Assignment: Please transcribe the data that follows without the pictures, keeping every word the same.

Data:
────

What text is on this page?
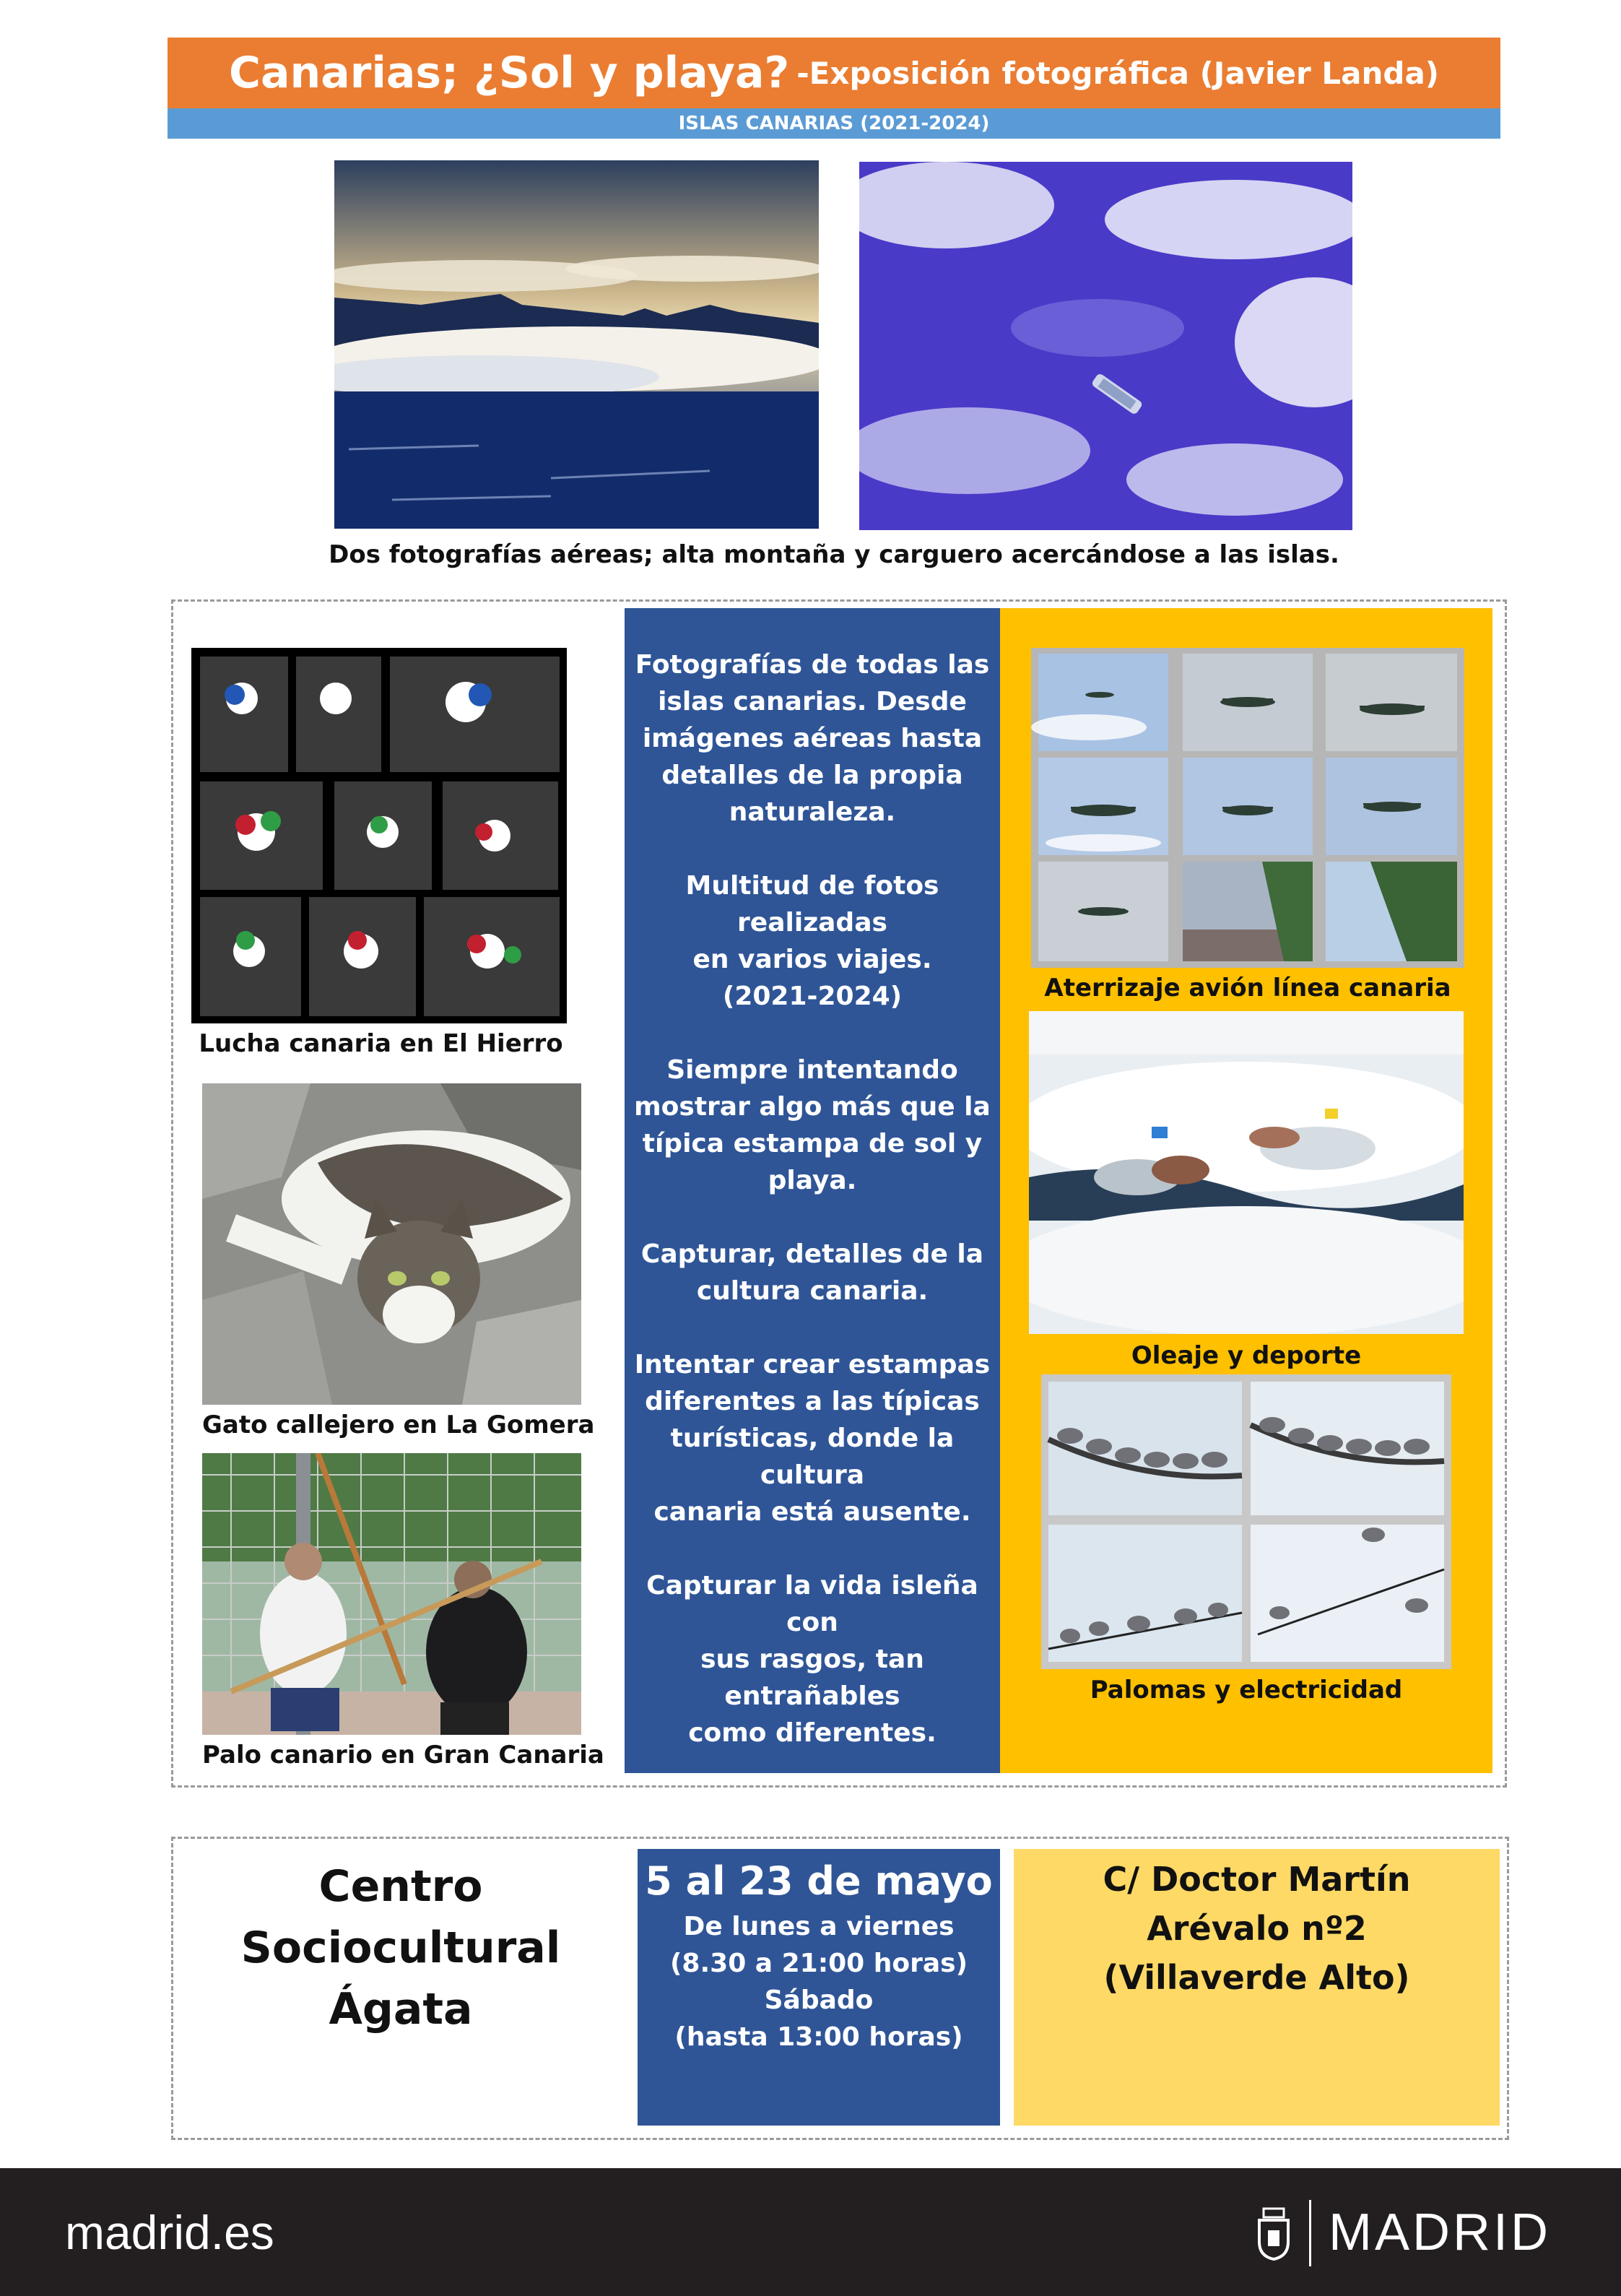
Canarias; ¿Sol y playa? -Exposición fotográfica (Javier Landa)
ISLAS CANARIAS (2021-2024)
Dos fotografías aéreas; alta montaña y carguero acercándose a las islas.
Lucha canaria en El Hierro
Gato callejero en La Gomera
Palo canario en Gran Canaria

Fotografías de todas las
islas canarias. Desde
imágenes aéreas hasta
detalles de la propia
naturaleza.

Multitud de fotos
realizadas
en varios viajes.
(2021-2024)

Siempre intentando
mostrar algo más que la
típica estampa de sol y
playa.

Capturar, detalles de la
cultura canaria.

Intentar crear estampas
diferentes a las típicas
turísticas, donde la cultura
canaria está ausente.

Capturar la vida isleña con
sus rasgos, tan entrañables
como diferentes.

Aterrizaje avión línea canaria
Oleaje y deporte
Palomas y electricidad
Centro
Sociocultural
Ágata
5 al 23 de mayo
De lunes a viernes
(8.30 a 21:00 horas)
Sábado
(hasta 13:00 horas)
C/ Doctor Martín
Arévalo nº2
(Villaverde Alto)
madrid.es	MADRID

────

Result:
What text is on this page?
Canarias; ¿Sol y playa? -Exposición fotográfica (Javier Landa)
ISLAS CANARIAS (2021-2024)
Dos fotografías aéreas; alta montaña y carguero acercándose a las islas.
Lucha canaria en El Hierro
Gato callejero en La Gomera
Palo canario en Gran Canaria

Fotografías de todas las
islas canarias. Desde
imágenes aéreas hasta
detalles de la propia
naturaleza.

Multitud de fotos
realizadas
en varios viajes.
(2021-2024)

Siempre intentando
mostrar algo más que la
típica estampa de sol y
playa.

Capturar, detalles de la
cultura canaria.

Intentar crear estampas
diferentes a las típicas
turísticas, donde la cultura
canaria está ausente.

Capturar la vida isleña con
sus rasgos, tan entrañables
como diferentes.

Aterrizaje avión línea canaria
Oleaje y deporte
Palomas y electricidad
Centro
Sociocultural
Ágata
5 al 23 de mayo
De lunes a viernes
(8.30 a 21:00 horas)
Sábado
(hasta 13:00 horas)
C/ Doctor Martín
Arévalo nº2
(Villaverde Alto)
madrid.es	MADRID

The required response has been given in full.